TASK PROMPT →
Scan the data below for the string "vereda". Show every line where it turns up.

RECORDS TO PROCESS →
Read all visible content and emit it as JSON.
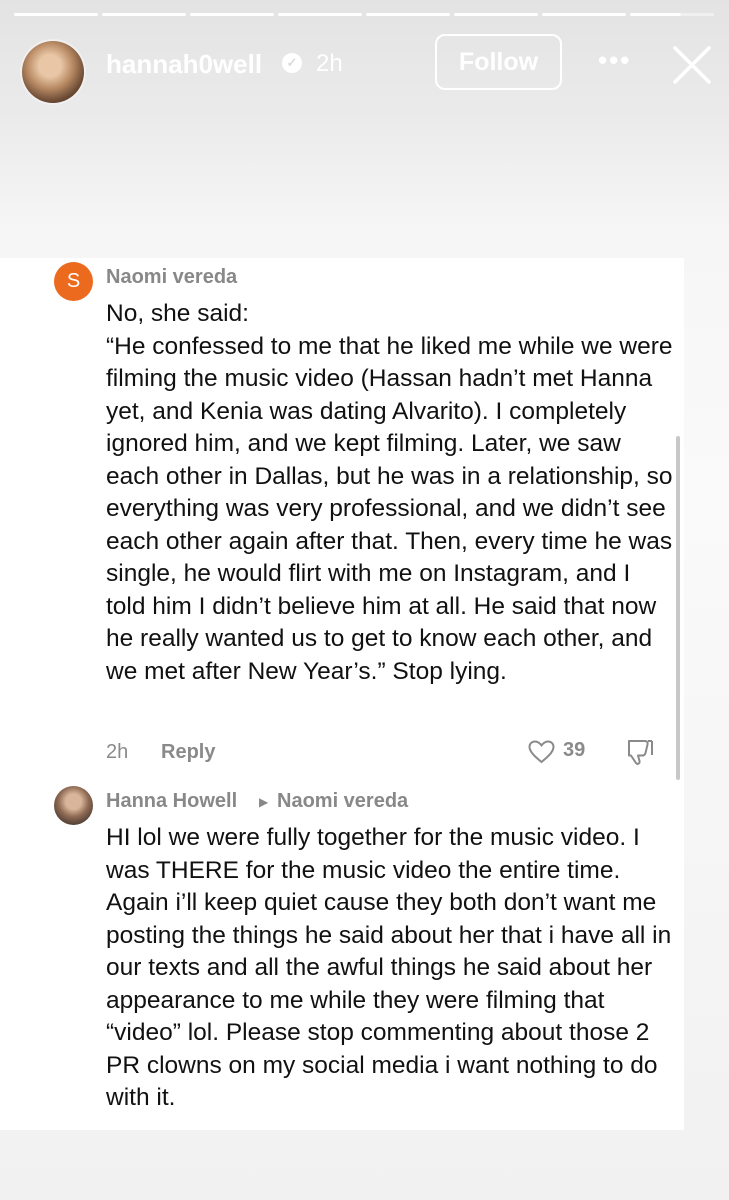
{
  "story": {
    "progress_segments": 8,
    "username": "hannah0well",
    "time": "2h",
    "follow_label": "Follow",
    "more_label": "•••"
  },
  "comments": [
    {
      "avatar_letter": "S",
      "avatar_color": "#ec6a1e",
      "author": "Naomi vereda",
      "text": "No, she said:\n“He confessed to me that he liked me while we were filming the music video (Hassan hadn’t met Hanna yet, and Kenia was dating Alvarito). I completely ignored him, and we kept filming. Later, we saw each other in Dallas, but he was in a relationship, so everything was very professional, and we didn’t see each other again after that. Then, every time he was single, he would flirt with me on Instagram, and I told him I didn’t believe him at all. He said that now he really wanted us to get to know each other, and we met after New Year’s.” Stop lying.",
      "time": "2h",
      "reply_label": "Reply",
      "likes": "39"
    },
    {
      "author": "Hanna Howell",
      "reply_to": "Naomi vereda",
      "text": "HI lol we were fully together for the music video. I was THERE for the music video the entire time. Again i’ll keep quiet cause they both don’t want me posting the things he said about her that i have all in our texts and all the awful things he said about her appearance to me while they were filming that “video” lol. Please stop commenting about those 2 PR clowns on my social media i want nothing to do with it."
    }
  ],
  "icons": {
    "verified": "verified-badge-icon",
    "close": "close-icon",
    "like": "heart-icon",
    "dislike": "thumbs-down-icon",
    "arrow": "caret-right-icon"
  }
}
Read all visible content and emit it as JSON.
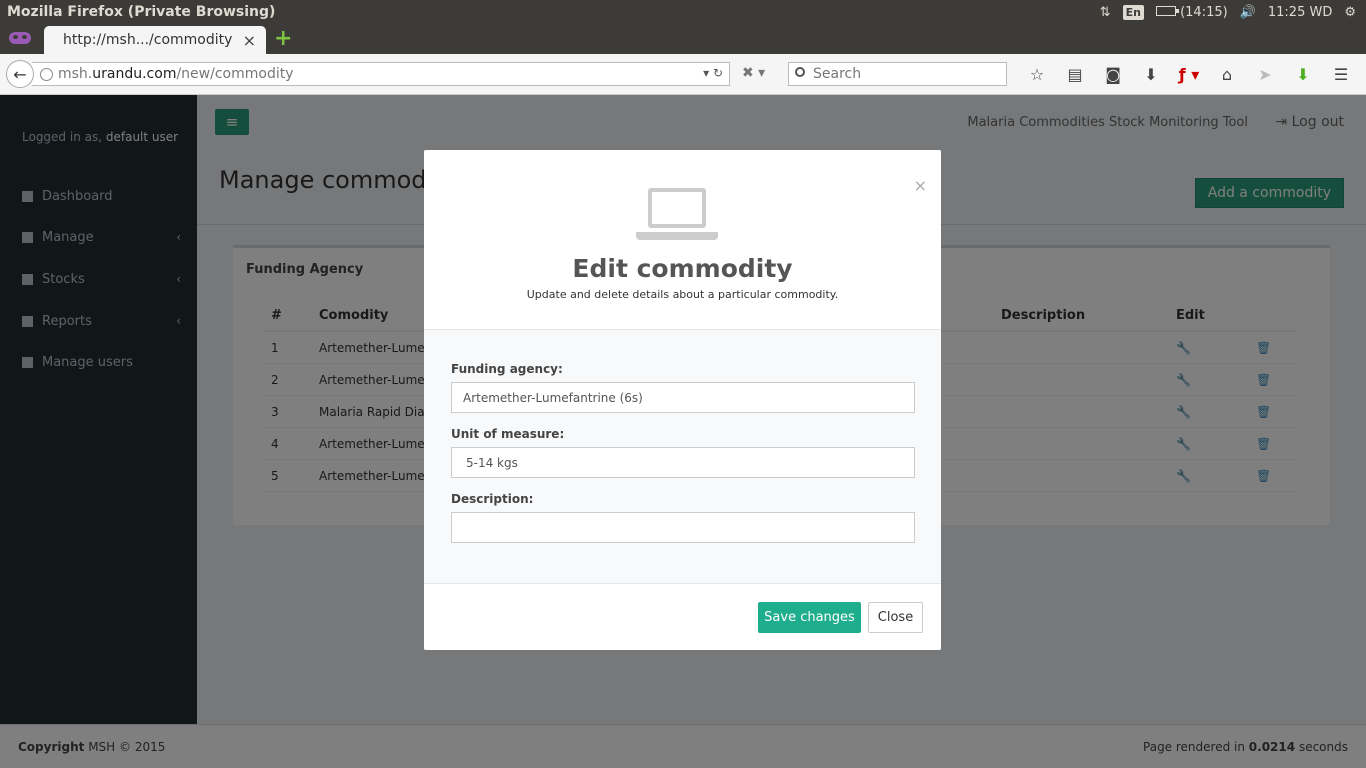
{
  "os": {
    "window_title": "Mozilla Firefox (Private Browsing)",
    "lang": "En",
    "battery": "(14:15)",
    "clock": "11:25 WD"
  },
  "browser": {
    "tab_title": "http://msh.../commodity",
    "tab_close": "×",
    "new_tab": "+",
    "url_prefix": "msh.",
    "url_domain": "urandu.com",
    "url_path": "/new/commodity",
    "search_placeholder": "Search"
  },
  "app": {
    "logged_in_prefix": "Logged in as,",
    "logged_in_user": "default user",
    "menu": [
      {
        "label": "Dashboard",
        "icon": "dashboard-icon"
      },
      {
        "label": "Manage",
        "icon": "manage-icon"
      },
      {
        "label": "Stocks",
        "icon": "stocks-icon"
      },
      {
        "label": "Reports",
        "icon": "reports-icon"
      },
      {
        "label": "Manage users",
        "icon": "users-icon"
      }
    ],
    "header_title": "Malaria Commodities Stock Monitoring Tool",
    "logout": "Log out",
    "page_title": "Manage commodities",
    "add_button": "Add a commodity",
    "box_title": "Funding Agency",
    "table": {
      "headers": {
        "num": "#",
        "commodity": "Comodity",
        "description": "Description",
        "edit": "Edit"
      },
      "rows": [
        {
          "num": "1",
          "commodity": "Artemether-Lumefa"
        },
        {
          "num": "2",
          "commodity": "Artemether-Lumefa"
        },
        {
          "num": "3",
          "commodity": "Malaria Rapid Diagn"
        },
        {
          "num": "4",
          "commodity": "Artemether-Lumefa"
        },
        {
          "num": "5",
          "commodity": "Artemether-Lumefa"
        }
      ]
    },
    "footer_copyright": "Copyright",
    "footer_rest": "MSH © 2015",
    "footer_right_prefix": "Page rendered in",
    "footer_right_value": "0.0214",
    "footer_right_suffix": "seconds"
  },
  "modal": {
    "close": "×",
    "title": "Edit commodity",
    "subtitle": "Update and delete details about a particular commodity.",
    "funding_label": "Funding agency:",
    "funding_value": "Artemether-Lumefantrine (6s)",
    "unit_label": "Unit of measure:",
    "unit_value": "5-14 kgs",
    "description_label": "Description:",
    "description_value": "",
    "save": "Save changes",
    "cancel": "Close"
  },
  "colors": {
    "accent": "#1fae8d",
    "sidebar": "#222d32"
  }
}
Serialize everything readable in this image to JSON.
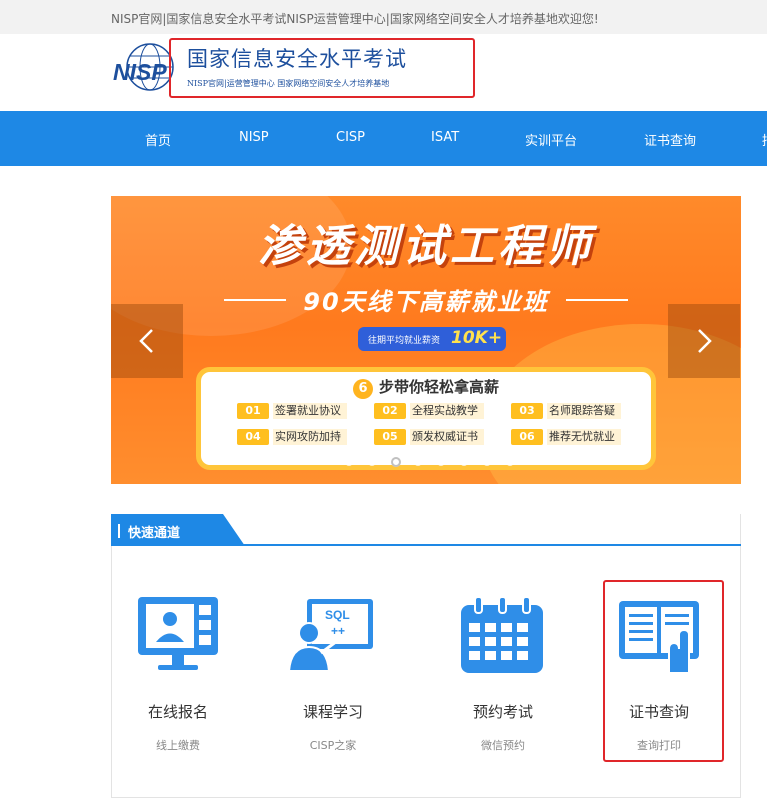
{
  "topbar": {
    "message": "NISP官网|国家信息安全水平考试NISP运营管理中心|国家网络空间安全人才培养基地欢迎您!"
  },
  "header": {
    "logo_text": "NISP",
    "title": "国家信息安全水平考试",
    "subtitle": "NISP官网|运营管理中心    国家网络空间安全人才培养基地"
  },
  "nav": {
    "items": [
      "首页",
      "NISP",
      "CISP",
      "ISAT",
      "实训平台",
      "证书查询",
      "招"
    ]
  },
  "banner": {
    "title": "渗透测试工程师",
    "subtitle": "90天线下高薪就业班",
    "salary_label": "往期平均就业薪资",
    "salary_value": "10K+",
    "card_number": "6",
    "card_title": "步带你轻松拿高薪",
    "features": [
      {
        "num": "01",
        "label": "签署就业协议"
      },
      {
        "num": "02",
        "label": "全程实战教学"
      },
      {
        "num": "03",
        "label": "名师跟踪答疑"
      },
      {
        "num": "04",
        "label": "实网攻防加持"
      },
      {
        "num": "05",
        "label": "颁发权威证书"
      },
      {
        "num": "06",
        "label": "推荐无忧就业"
      }
    ],
    "slide_count": 8,
    "active_slide": 3
  },
  "quick": {
    "title": "快速通道",
    "items": [
      {
        "label": "在线报名",
        "sub": "线上缴费",
        "icon": "online-registration-icon"
      },
      {
        "label": "课程学习",
        "sub": "CISP之家",
        "icon": "course-study-icon"
      },
      {
        "label": "预约考试",
        "sub": "微信预约",
        "icon": "calendar-icon"
      },
      {
        "label": "证书查询",
        "sub": "查询打印",
        "icon": "certificate-query-icon"
      }
    ]
  },
  "colors": {
    "primary": "#1e88e5",
    "highlight": "#e0262a",
    "banner": "#ff7a1e",
    "brand_text": "#1d4f9d"
  }
}
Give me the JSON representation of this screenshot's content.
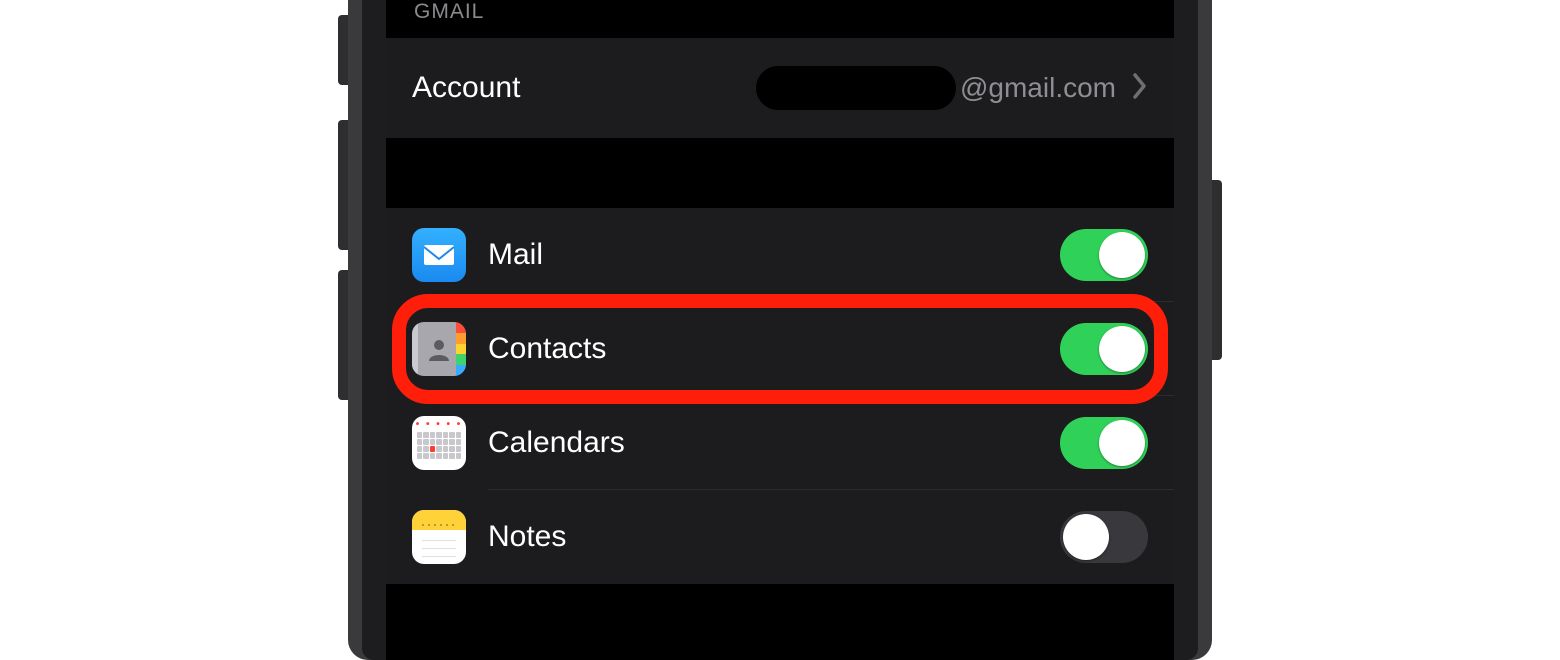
{
  "section_header": "GMAIL",
  "account": {
    "label": "Account",
    "value_suffix": "@gmail.com"
  },
  "toggles": [
    {
      "key": "mail",
      "label": "Mail",
      "icon": "mail-icon",
      "on": true
    },
    {
      "key": "contacts",
      "label": "Contacts",
      "icon": "contacts-icon",
      "on": true
    },
    {
      "key": "calendars",
      "label": "Calendars",
      "icon": "calendar-icon",
      "on": true
    },
    {
      "key": "notes",
      "label": "Notes",
      "icon": "notes-icon",
      "on": false
    }
  ],
  "highlighted_row": "contacts",
  "colors": {
    "toggle_on": "#30d158",
    "toggle_off": "#39393d",
    "highlight_ring": "#ff1e0a",
    "cell_bg": "#1c1c1e",
    "text_primary": "#ffffff",
    "text_secondary": "#8e8e93"
  }
}
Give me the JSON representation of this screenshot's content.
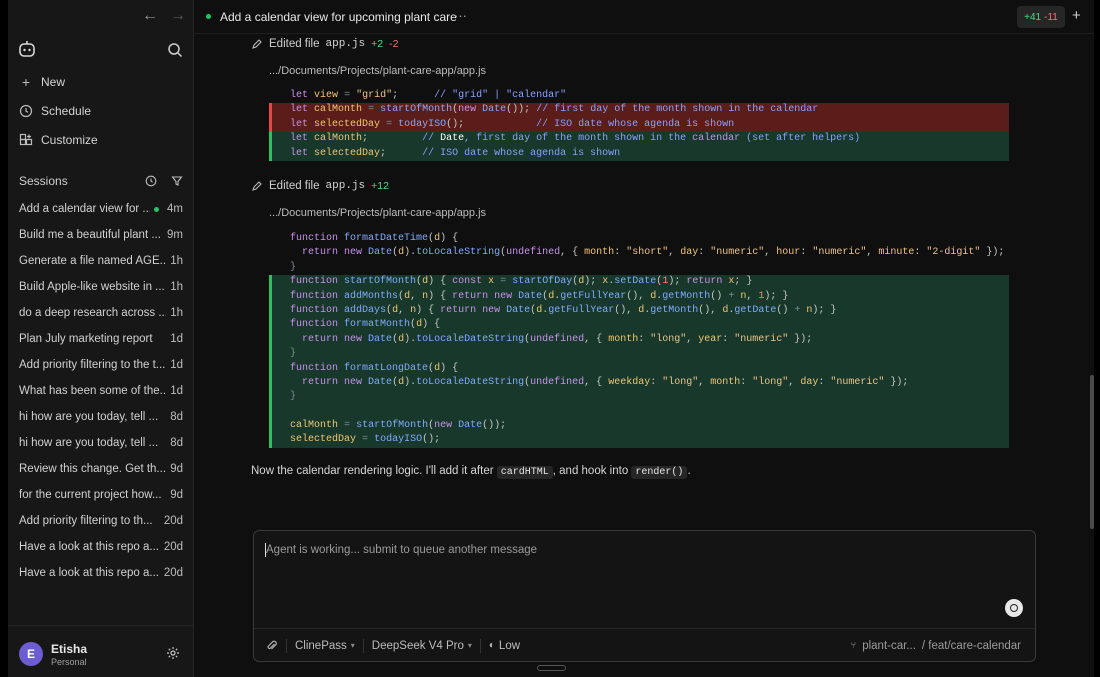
{
  "sidebar": {
    "nav": {
      "back": "←",
      "forward": "→"
    },
    "menu": [
      {
        "label": "New",
        "icon": "plus-icon"
      },
      {
        "label": "Schedule",
        "icon": "clock-icon"
      },
      {
        "label": "Customize",
        "icon": "customize-icon"
      }
    ],
    "sessions_label": "Sessions",
    "sessions": [
      {
        "title": "Add a calendar view for ...",
        "age": "4m",
        "active": true
      },
      {
        "title": "Build me a beautiful plant ...",
        "age": "9m"
      },
      {
        "title": "Generate a file named AGE...",
        "age": "1h"
      },
      {
        "title": "Build Apple-like website in ...",
        "age": "1h"
      },
      {
        "title": "do a deep research across ...",
        "age": "1h"
      },
      {
        "title": "Plan July marketing report",
        "age": "1d"
      },
      {
        "title": "Add priority filtering to the t...",
        "age": "1d"
      },
      {
        "title": "What has been some of the...",
        "age": "1d"
      },
      {
        "title": "hi how are you today, tell ...",
        "age": "8d"
      },
      {
        "title": "hi how are you today, tell ...",
        "age": "8d"
      },
      {
        "title": "Review this change. Get th...",
        "age": "9d"
      },
      {
        "title": "for the current project how...",
        "age": "9d"
      },
      {
        "title": "Add priority filtering to th...",
        "age": "20d"
      },
      {
        "title": "Have a look at this repo a...",
        "age": "20d"
      },
      {
        "title": "Have a look at this repo a...",
        "age": "20d"
      }
    ],
    "user": {
      "initial": "E",
      "name": "Etisha",
      "plan": "Personal"
    }
  },
  "header": {
    "title": "Add a calendar view for upcoming plant care",
    "more": "···",
    "diff_add": "+41",
    "diff_del": "-11",
    "plus": "+"
  },
  "edits": [
    {
      "label": "Edited file",
      "file": "app.js",
      "add": "+2",
      "del": "-2",
      "path": ".../Documents/Projects/plant-care-app/app.js"
    },
    {
      "label": "Edited file",
      "file": "app.js",
      "add": "+12",
      "del": "",
      "path": ".../Documents/Projects/plant-care-app/app.js"
    }
  ],
  "narration": {
    "before": "Now the calendar rendering logic. I'll add it after ",
    "code1": "cardHTML",
    "middle": ", and hook into ",
    "code2": "render()",
    "after": "."
  },
  "composer": {
    "placeholder": "Agent is working... submit to queue another message",
    "account": "ClinePass",
    "model": "DeepSeek V4 Pro",
    "effort": "Low",
    "repo": "plant-car...",
    "branch": "/ feat/care-calendar"
  }
}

CORRECT ANSWER →
      "author": "Naomi vereda",
      "reply_to": "Naomi vereda",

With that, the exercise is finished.